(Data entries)
## START
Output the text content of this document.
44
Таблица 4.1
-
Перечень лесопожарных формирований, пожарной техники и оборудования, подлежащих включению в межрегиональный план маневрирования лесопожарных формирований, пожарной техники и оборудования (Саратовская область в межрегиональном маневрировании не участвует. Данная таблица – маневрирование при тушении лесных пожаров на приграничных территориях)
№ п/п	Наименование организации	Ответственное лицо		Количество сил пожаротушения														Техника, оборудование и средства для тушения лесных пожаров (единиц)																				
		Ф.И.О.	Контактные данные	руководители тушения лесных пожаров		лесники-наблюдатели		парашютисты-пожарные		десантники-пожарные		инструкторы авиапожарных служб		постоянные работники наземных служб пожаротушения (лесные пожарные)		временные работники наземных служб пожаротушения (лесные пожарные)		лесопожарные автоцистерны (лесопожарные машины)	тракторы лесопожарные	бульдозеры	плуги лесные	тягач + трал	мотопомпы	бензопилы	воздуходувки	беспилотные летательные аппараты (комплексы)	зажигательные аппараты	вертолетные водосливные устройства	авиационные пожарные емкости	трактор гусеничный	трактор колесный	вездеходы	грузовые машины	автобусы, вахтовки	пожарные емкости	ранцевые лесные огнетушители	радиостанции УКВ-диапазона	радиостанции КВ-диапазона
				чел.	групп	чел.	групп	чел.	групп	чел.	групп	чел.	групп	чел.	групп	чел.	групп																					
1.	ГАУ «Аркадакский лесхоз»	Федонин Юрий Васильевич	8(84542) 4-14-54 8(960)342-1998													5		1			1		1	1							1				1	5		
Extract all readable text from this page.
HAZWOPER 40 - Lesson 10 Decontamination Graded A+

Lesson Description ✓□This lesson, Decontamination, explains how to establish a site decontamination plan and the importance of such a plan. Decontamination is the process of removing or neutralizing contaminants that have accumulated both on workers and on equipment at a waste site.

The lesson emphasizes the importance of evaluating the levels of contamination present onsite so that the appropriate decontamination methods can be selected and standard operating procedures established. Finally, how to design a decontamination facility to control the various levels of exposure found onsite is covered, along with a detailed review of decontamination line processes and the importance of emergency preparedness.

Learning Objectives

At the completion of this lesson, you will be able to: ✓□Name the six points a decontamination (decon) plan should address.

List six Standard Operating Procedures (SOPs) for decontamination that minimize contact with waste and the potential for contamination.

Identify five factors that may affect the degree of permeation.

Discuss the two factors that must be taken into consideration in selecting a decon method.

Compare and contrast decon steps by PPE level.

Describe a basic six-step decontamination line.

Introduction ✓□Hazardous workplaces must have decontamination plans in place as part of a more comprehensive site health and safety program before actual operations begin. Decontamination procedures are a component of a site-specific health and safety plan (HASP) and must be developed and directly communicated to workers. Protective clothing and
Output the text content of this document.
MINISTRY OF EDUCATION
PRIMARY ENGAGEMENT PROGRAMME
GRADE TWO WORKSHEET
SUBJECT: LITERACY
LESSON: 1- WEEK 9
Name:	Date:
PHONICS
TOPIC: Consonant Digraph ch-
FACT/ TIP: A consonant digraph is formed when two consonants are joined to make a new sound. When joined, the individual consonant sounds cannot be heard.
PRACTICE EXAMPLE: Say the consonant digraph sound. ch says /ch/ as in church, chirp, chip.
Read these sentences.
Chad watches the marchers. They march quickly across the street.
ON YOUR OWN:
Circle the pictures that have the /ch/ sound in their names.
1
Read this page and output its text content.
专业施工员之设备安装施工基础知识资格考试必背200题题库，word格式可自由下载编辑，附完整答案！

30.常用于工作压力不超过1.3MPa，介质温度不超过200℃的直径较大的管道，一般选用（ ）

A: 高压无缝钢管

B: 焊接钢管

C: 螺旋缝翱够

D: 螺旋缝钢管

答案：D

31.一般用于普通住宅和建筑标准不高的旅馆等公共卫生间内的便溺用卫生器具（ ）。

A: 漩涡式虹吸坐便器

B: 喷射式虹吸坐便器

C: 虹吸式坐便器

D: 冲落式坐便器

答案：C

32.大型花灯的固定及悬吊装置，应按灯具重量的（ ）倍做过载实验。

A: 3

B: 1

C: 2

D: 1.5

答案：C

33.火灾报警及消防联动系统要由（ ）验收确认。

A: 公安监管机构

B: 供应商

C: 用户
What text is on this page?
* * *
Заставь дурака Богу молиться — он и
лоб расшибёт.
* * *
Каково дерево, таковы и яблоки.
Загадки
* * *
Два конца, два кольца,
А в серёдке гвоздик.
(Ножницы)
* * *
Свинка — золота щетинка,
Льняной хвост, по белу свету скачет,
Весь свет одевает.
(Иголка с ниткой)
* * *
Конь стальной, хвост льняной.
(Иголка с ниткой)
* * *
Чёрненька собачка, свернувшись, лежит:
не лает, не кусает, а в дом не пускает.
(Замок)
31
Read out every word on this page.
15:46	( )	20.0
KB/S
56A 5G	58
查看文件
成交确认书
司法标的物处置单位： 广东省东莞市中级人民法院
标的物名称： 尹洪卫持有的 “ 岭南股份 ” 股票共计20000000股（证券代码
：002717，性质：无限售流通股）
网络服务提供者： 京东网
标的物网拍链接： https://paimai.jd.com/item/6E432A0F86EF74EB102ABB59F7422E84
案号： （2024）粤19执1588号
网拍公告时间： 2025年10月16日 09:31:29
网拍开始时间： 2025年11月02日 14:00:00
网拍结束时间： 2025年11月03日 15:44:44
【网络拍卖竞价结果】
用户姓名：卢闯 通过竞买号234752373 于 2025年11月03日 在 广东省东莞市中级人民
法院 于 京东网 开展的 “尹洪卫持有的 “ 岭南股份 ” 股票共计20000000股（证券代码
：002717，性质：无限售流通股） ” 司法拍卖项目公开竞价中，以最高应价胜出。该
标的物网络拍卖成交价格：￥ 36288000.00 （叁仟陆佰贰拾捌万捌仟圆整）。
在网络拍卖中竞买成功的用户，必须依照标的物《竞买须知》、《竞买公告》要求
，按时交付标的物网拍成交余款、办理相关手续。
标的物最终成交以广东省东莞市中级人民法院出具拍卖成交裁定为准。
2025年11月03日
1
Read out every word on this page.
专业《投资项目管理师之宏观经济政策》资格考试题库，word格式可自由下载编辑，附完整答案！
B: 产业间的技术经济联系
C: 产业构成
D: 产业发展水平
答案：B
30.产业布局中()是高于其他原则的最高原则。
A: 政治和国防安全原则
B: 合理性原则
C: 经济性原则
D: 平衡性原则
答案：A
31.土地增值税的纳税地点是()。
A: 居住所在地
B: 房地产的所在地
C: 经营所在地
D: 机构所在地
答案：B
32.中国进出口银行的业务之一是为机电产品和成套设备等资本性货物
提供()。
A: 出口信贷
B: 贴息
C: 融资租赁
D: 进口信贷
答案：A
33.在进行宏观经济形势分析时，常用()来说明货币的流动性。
## END
TASK BRIEF:
Show the lines of the records that contain the word "word格式可自由下载编辑".

COMPLETE RESPONSE:
专业施工员之设备安装施工基础知识资格考试必背200题题库，word格式可自由下载编辑，附完整答案！
专业《投资项目管理师之宏观经济政策》资格考试题库，word格式可自由下载编辑，附完整答案！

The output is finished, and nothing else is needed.